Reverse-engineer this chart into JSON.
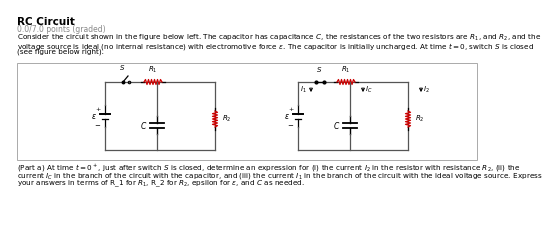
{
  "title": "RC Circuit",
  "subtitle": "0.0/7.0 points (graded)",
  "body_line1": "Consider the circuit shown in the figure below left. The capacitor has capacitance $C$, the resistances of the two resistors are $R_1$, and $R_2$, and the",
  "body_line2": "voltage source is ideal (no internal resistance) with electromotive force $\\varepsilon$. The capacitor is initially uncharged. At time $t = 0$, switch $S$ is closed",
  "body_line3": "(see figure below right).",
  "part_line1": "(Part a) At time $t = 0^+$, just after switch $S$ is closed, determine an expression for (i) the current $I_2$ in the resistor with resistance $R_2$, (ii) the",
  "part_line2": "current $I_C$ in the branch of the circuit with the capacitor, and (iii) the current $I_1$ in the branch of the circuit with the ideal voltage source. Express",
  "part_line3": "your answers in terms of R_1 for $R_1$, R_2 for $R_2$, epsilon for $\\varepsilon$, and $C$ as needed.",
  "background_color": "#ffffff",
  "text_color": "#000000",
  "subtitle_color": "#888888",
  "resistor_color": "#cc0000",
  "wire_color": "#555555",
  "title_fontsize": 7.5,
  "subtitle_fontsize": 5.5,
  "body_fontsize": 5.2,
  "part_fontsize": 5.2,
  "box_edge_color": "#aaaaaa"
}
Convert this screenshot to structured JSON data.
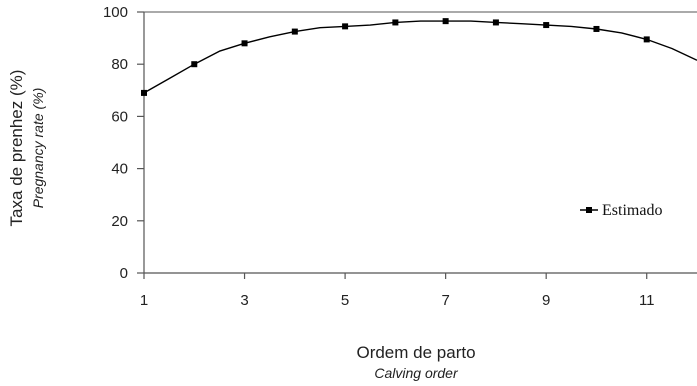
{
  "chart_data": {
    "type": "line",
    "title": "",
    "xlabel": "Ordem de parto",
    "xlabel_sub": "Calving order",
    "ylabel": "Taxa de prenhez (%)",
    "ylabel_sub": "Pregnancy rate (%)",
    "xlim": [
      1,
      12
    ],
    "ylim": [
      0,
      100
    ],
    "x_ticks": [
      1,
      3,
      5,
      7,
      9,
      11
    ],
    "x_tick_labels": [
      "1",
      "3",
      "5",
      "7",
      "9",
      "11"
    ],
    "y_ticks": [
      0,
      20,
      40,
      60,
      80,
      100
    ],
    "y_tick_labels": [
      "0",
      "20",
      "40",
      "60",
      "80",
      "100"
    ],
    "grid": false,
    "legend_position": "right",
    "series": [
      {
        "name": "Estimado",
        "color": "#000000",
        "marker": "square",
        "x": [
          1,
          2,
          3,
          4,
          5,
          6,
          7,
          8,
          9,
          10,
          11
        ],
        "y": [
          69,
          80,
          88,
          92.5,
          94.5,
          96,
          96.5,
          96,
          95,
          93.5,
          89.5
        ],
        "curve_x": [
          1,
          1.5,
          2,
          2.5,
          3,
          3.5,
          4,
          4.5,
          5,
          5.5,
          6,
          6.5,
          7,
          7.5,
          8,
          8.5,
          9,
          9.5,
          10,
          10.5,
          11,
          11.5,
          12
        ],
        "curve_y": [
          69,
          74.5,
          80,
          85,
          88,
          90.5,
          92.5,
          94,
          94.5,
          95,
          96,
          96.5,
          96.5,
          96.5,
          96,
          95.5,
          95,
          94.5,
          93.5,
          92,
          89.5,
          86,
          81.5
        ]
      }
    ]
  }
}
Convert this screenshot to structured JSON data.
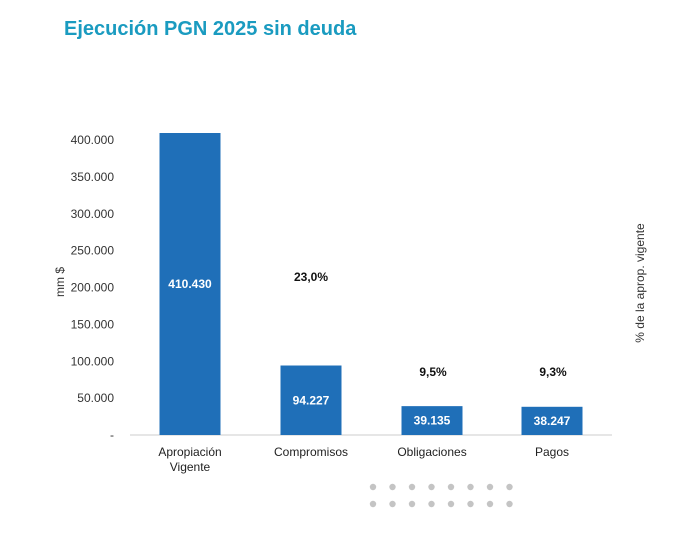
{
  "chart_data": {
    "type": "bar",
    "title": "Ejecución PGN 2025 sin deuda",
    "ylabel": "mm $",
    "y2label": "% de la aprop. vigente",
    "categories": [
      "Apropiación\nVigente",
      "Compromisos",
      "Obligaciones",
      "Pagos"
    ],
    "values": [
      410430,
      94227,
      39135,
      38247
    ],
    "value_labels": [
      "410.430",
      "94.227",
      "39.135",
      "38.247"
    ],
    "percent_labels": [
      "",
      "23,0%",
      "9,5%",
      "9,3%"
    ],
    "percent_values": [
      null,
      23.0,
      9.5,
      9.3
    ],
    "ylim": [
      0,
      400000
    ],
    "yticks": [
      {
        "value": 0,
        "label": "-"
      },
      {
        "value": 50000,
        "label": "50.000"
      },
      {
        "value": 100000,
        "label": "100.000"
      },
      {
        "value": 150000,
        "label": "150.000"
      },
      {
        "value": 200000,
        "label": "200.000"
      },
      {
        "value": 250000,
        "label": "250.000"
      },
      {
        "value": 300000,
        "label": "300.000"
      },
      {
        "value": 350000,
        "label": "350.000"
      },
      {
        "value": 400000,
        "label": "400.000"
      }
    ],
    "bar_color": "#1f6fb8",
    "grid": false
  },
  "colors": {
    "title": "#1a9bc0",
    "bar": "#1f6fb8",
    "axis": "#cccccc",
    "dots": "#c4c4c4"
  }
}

PROBLEM STATEMENT
In the entries above, find each line with the word "right" and copy it.

TASK RESPONSE
  "body_line3": "(see figure below right).",
    "legend_position": "right",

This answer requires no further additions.